Collection entries:

<<<<

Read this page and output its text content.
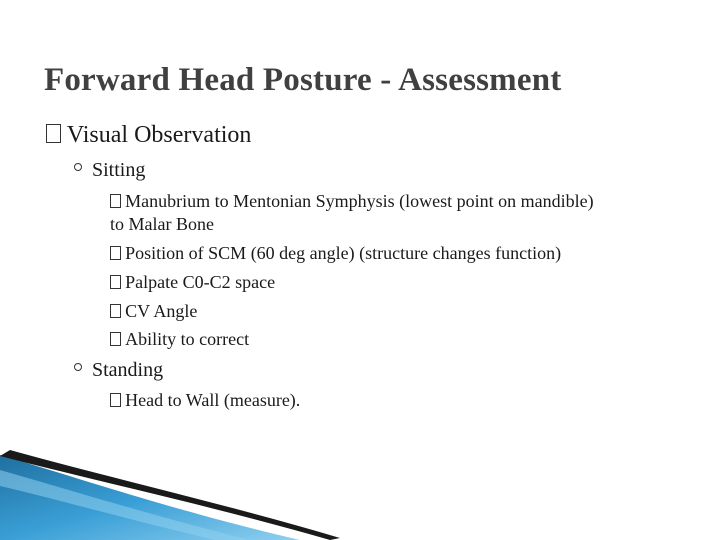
Forward Head Posture - Assessment
Visual Observation
Sitting
Manubrium to Mentonian Symphysis (lowest point on mandible)
to Malar Bone
Position of SCM (60 deg angle) (structure changes function)
Palpate C0-C2 space
CV Angle
Ability to correct
Standing
Head to Wall (measure).
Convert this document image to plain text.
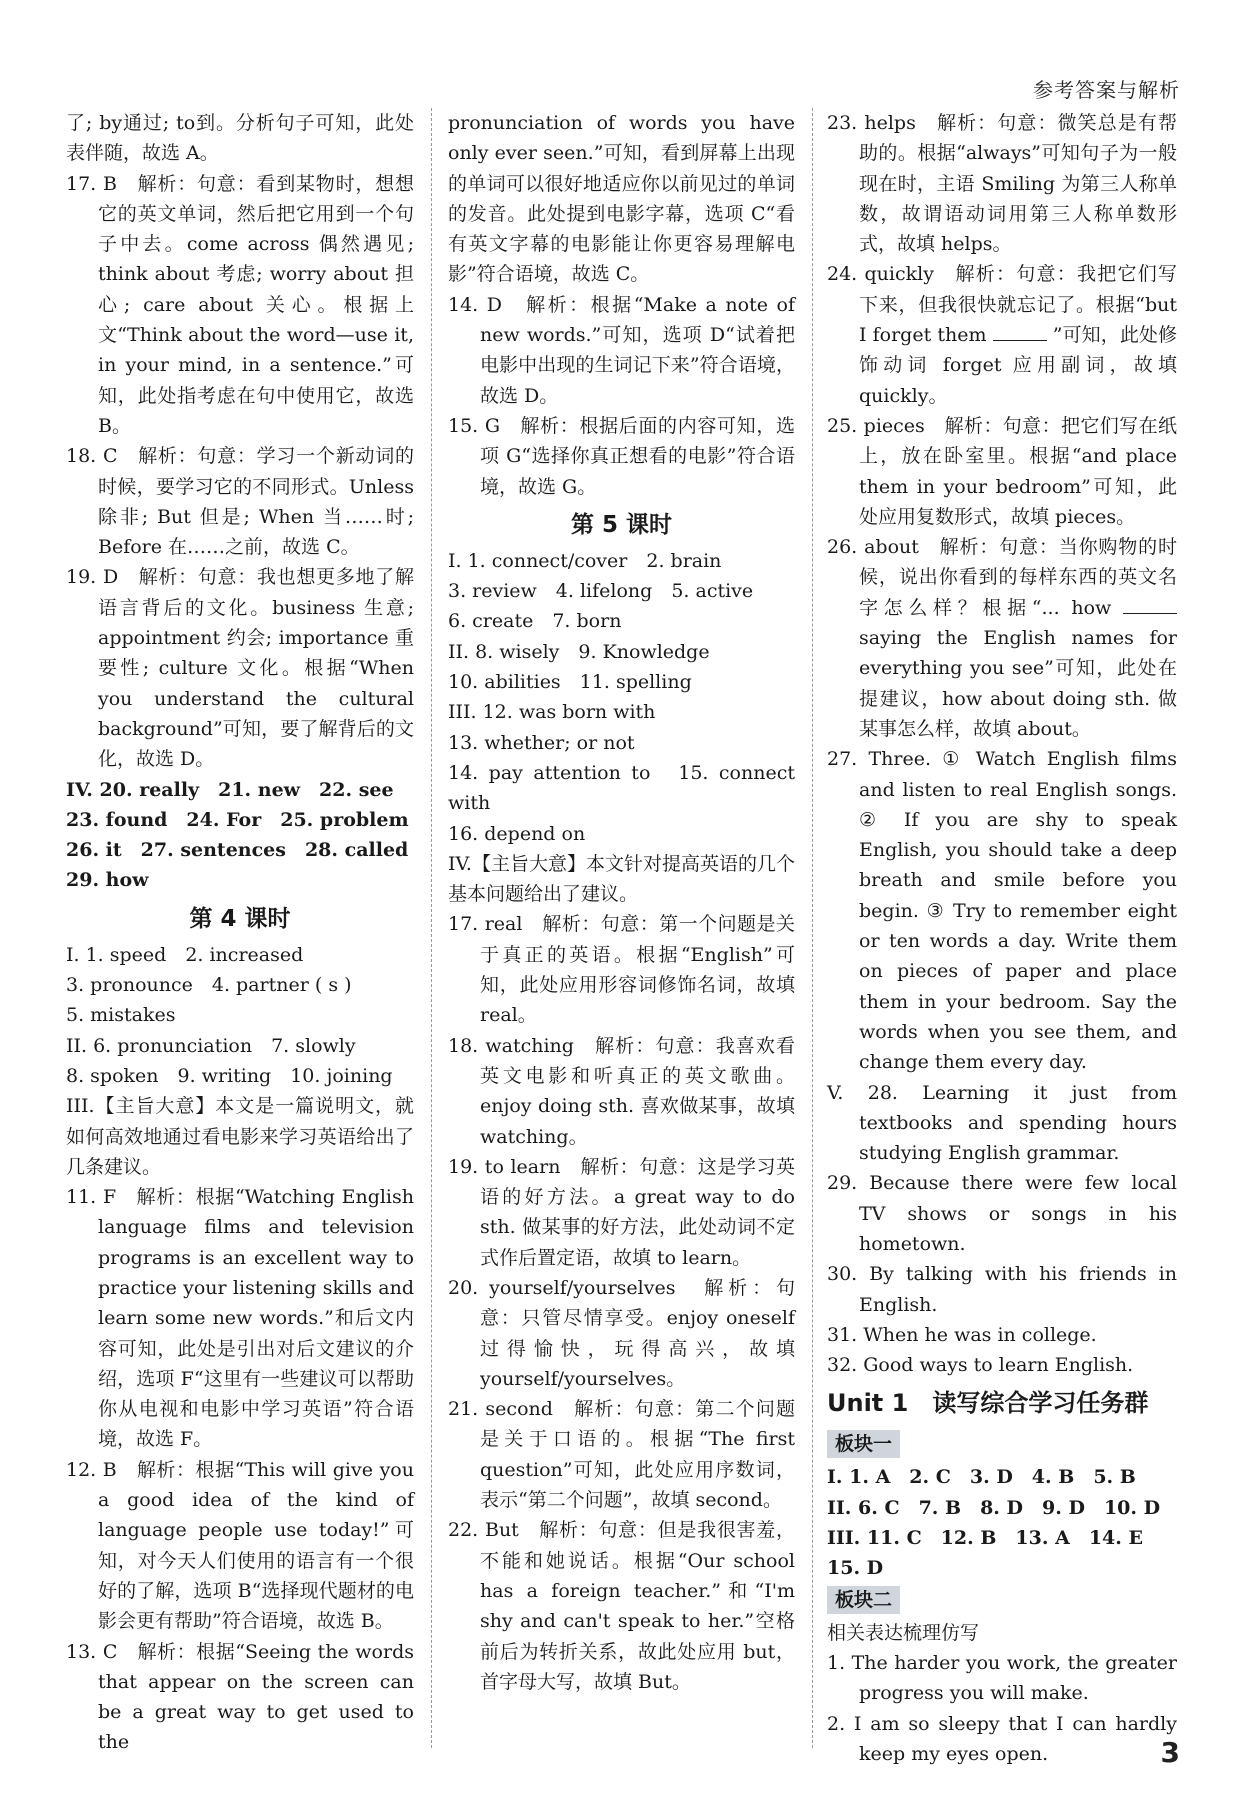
参考答案与解析
了; by通过; to到。分析句子可知，此处表伴随，故选 A。
17. B　解析：句意：看到某物时，想想它的英文单词，然后把它用到一个句子中去。come across 偶然遇见; think about 考虑; worry about 担心; care about 关心。根据上文“Think about the word—use it, in your mind, in a sentence.”可知，此处指考虑在句中使用它，故选 B。
18. C　解析：句意：学习一个新动词的时候，要学习它的不同形式。Unless 除非; But 但是; When 当……时; Before 在……之前，故选 C。
19. D　解析：句意：我也想更多地了解语言背后的文化。business 生意; appointment 约会; importance 重要性; culture 文化。根据“When you understand the cultural background”可知，要了解背后的文化，故选 D。
IV. 20. really　21. new　22. see
23. found　24. For　25. problem
26. it　27. sentences　28. called
29. how
第 4 课时
I. 1. speed　2. increased
3. pronounce　4. partner ( s )
5. mistakes
II. 6. pronunciation　7. slowly
8. spoken　9. writing　10. joining
III.【主旨大意】本文是一篇说明文，就如何高效地通过看电影来学习英语给出了几条建议。
11. F　解析：根据“Watching English language films and television programs is an excellent way to practice your listening skills and learn some new words.”和后文内容可知，此处是引出对后文建议的介绍，选项 F“这里有一些建议可以帮助你从电视和电影中学习英语”符合语境，故选 F。
12. B　解析：根据“This will give you a good idea of the kind of language people use today!”可知，对今天人们使用的语言有一个很好的了解，选项 B“选择现代题材的电影会更有帮助”符合语境，故选 B。
13. C　解析：根据“Seeing the words that appear on the screen can be a great way to get used to the
pronunciation of words you have only ever seen.”可知，看到屏幕上出现的单词可以很好地适应你以前见过的单词的发音。此处提到电影字幕，选项 C“看有英文字幕的电影能让你更容易理解电影”符合语境，故选 C。
14. D　解析：根据“Make a note of new words.”可知，选项 D“试着把电影中出现的生词记下来”符合语境，故选 D。
15. G　解析：根据后面的内容可知，选项 G“选择你真正想看的电影”符合语境，故选 G。
第 5 课时
I. 1. connect/cover　2. brain
3. review　4. lifelong　5. active
6. create　7. born
II. 8. wisely　9. Knowledge
10. abilities　11. spelling
III. 12. was born with
13. whether; or not
14. pay attention to　15. connect with
16. depend on
IV.【主旨大意】本文针对提高英语的几个基本问题给出了建议。
17. real　解析：句意：第一个问题是关于真正的英语。根据“English”可知，此处应用形容词修饰名词，故填 real。
18. watching　解析：句意：我喜欢看英文电影和听真正的英文歌曲。enjoy doing sth. 喜欢做某事，故填 watching。
19. to learn　解析：句意：这是学习英语的好方法。a great way to do sth. 做某事的好方法，此处动词不定式作后置定语，故填 to learn。
20. yourself/yourselves　解析：句意：只管尽情享受。enjoy oneself 过得愉快，玩得高兴，故填 yourself/yourselves。
21. second　解析：句意：第二个问题是关于口语的。根据“The first question”可知，此处应用序数词，表示“第二个问题”，故填 second。
22. But　解析：句意：但是我很害羞，不能和她说话。根据“Our school has a foreign teacher.”和“I'm shy and can't speak to her.”空格前后为转折关系，故此处应用 but，首字母大写，故填 But。
23. helps　解析：句意：微笑总是有帮助的。根据“always”可知句子为一般现在时，主语 Smiling 为第三人称单数，故谓语动词用第三人称单数形式，故填 helps。
24. quickly　解析：句意：我把它们写下来，但我很快就忘记了。根据“but I forget them	”可知，此处修饰动词 forget 应用副词，故填 quickly。
25. pieces　解析：句意：把它们写在纸上，放在卧室里。根据“and place them in your bedroom”可知，此处应用复数形式，故填 pieces。
26. about　解析：句意：当你购物的时候，说出你看到的每样东西的英文名字怎么样？根据“... how  saying the English names for everything you see”可知，此处在提建议，how about doing sth. 做某事怎么样，故填 about。
27. Three. ① Watch English films and listen to real English songs. ② If you are shy to speak English, you should take a deep breath and smile before you begin. ③ Try to remember eight or ten words a day. Write them on pieces of paper and place them in your bedroom. Say the words when you see them, and change them every day.
V. 28. Learning it just from textbooks and spending hours studying English grammar.
29. Because there were few local TV shows or songs in his hometown.
30. By talking with his friends in English.
31. When he was in college.
32. Good ways to learn English.
Unit 1　读写综合学习任务群
板块一
I. 1. A　2. C　3. D　4. B　5. B
II. 6. C　7. B　8. D　9. D　10. D
III. 11. C　12. B　13. A　14. E
15. D
板块二
相关表达梳理仿写
1. The harder you work, the greater progress you will make.
2. I am so sleepy that I can hardly keep my eyes open.	3
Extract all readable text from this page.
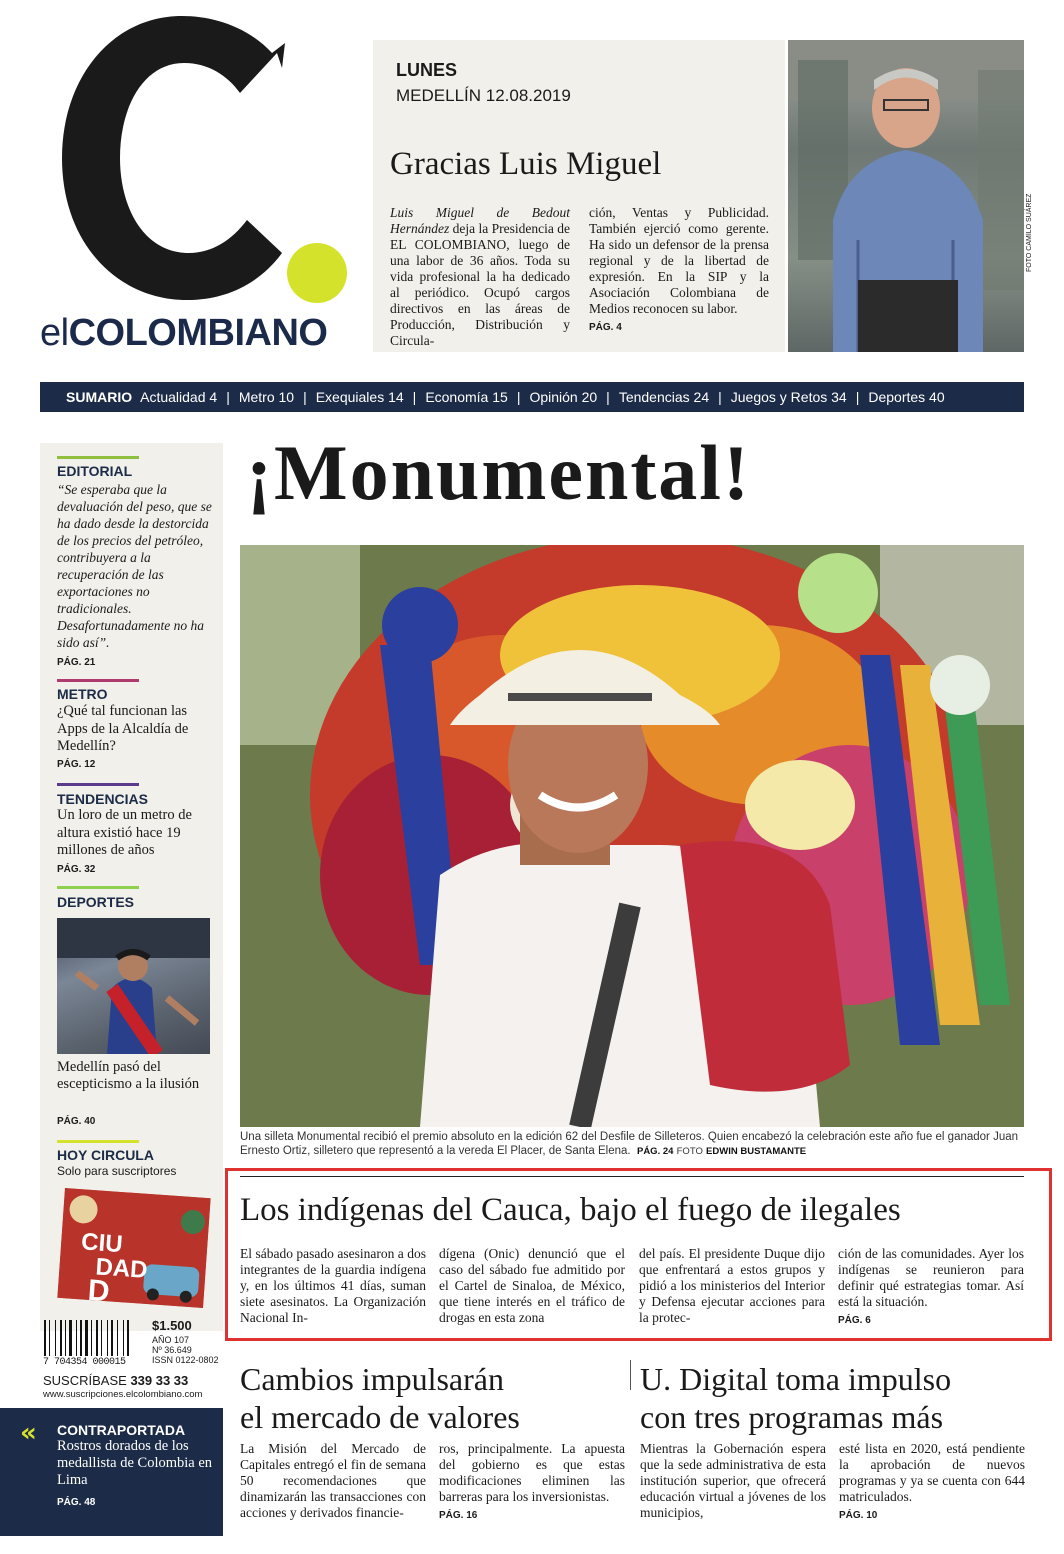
elCOLOMBIANO
LUNES
MEDELLÍN 12.08.2019
Gracias Luis Miguel
Luis Miguel de Bedout Hernández deja la Presidencia de EL COLOMBIANO, luego de una labor de 36 años. Toda su vida profesional la ha dedicado al periódico. Ocupó cargos directivos en las áreas de Producción, Distribución y Circula-
ción, Ventas y Publicidad. También ejerció como gerente. Ha sido un defensor de la prensa regional y de la libertad de expresión. En la SIP y la Asociación Colombiana de Medios reconocen su labor.
PÁG. 4
FOTO CAMILO SUÁREZ
SUMARIO Actualidad 4 | Metro 10 | Exequiales 14 | Economía 15 | Opinión 20 | Tendencias 24 | Juegos y Retos 34 | Deportes 40
EDITORIAL
“Se esperaba que la devaluación del peso, que se ha dado desde la destorcida de los precios del petróleo, contribuyera a la recuperación de las exportaciones no tradicionales. Desafortunadamente no ha sido así”.
PÁG. 21
METRO
¿Qué tal funcionan las Apps de la Alcaldía de Medellín?
PÁG. 12
TENDENCIAS
Un loro de un metro de altura existió hace 19 millones de años
PÁG. 32
DEPORTES
Medellín pasó del escepticismo a la ilusión
PÁG. 40
HOY CIRCULA
Solo para suscriptores
CIU
DAD
D
7 704354 000015
$1.500
AÑO 107
Nº 36.649
ISSN 0122-0802
SUSCRÍBASE 339 33 33
www.suscripciones.elcolombiano.com
« CONTRAPORTADA
Rostros dorados de los medallista de Colombia en Lima
PÁG. 48
¡Monumental!
Una silleta Monumental recibió el premio absoluto en la edición 62 del Desfile de Silleteros. Quien encabezó la celebración este año fue el ganador Juan Ernesto Ortiz, silletero que representó a la vereda El Placer, de Santa Elena. PÁG. 24 FOTO EDWIN BUSTAMANTE
Los indígenas del Cauca, bajo el fuego de ilegales
El sábado pasado asesinaron a dos integrantes de la guardia indígena y, en los últimos 41 días, suman siete asesinatos. La Organización Nacional In-
dígena (Onic) denunció que el caso del sábado fue admitido por el Cartel de Sinaloa, de México, que tiene interés en el tráfico de drogas en esta zona
del país. El presidente Duque dijo que enfrentará a estos grupos y pidió a los ministerios del Interior y Defensa ejecutar acciones para la protec-
ción de las comunidades. Ayer los indígenas se reunieron para definir qué estrategias tomar. Así está la situación.
PÁG. 6
Cambios impulsarán
el mercado de valores
La Misión del Mercado de Capitales entregó el fin de semana 50 recomendaciones que dinamizarán las transacciones con acciones y derivados financie-
ros, principalmente. La apuesta del gobierno es que estas modificaciones eliminen las barreras para los inversionistas.
PÁG. 16
U. Digital toma impulso
con tres programas más
Mientras la Gobernación espera que la sede administrativa de esta institución superior, que ofrecerá educación virtual a jóvenes de los municipios,
esté lista en 2020, está pendiente la aprobación de nuevos programas y ya se cuenta con 644 matriculados.
PÁG. 10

>>>>

▶ [TASK GOAL] Copy down every line of the entries containing the word "pronunciation".

▶ [THE OUTPUT]
II. 6. pronunciation　7. slowly
pronunciation of words you have only ever seen.”可知，看到屏幕上出现的单词可以很好地适应你以前见过的单词的发音。此处提到电影字幕，选项 C“看有英文字幕的电影能让你更容易理解电影”符合语境，故选 C。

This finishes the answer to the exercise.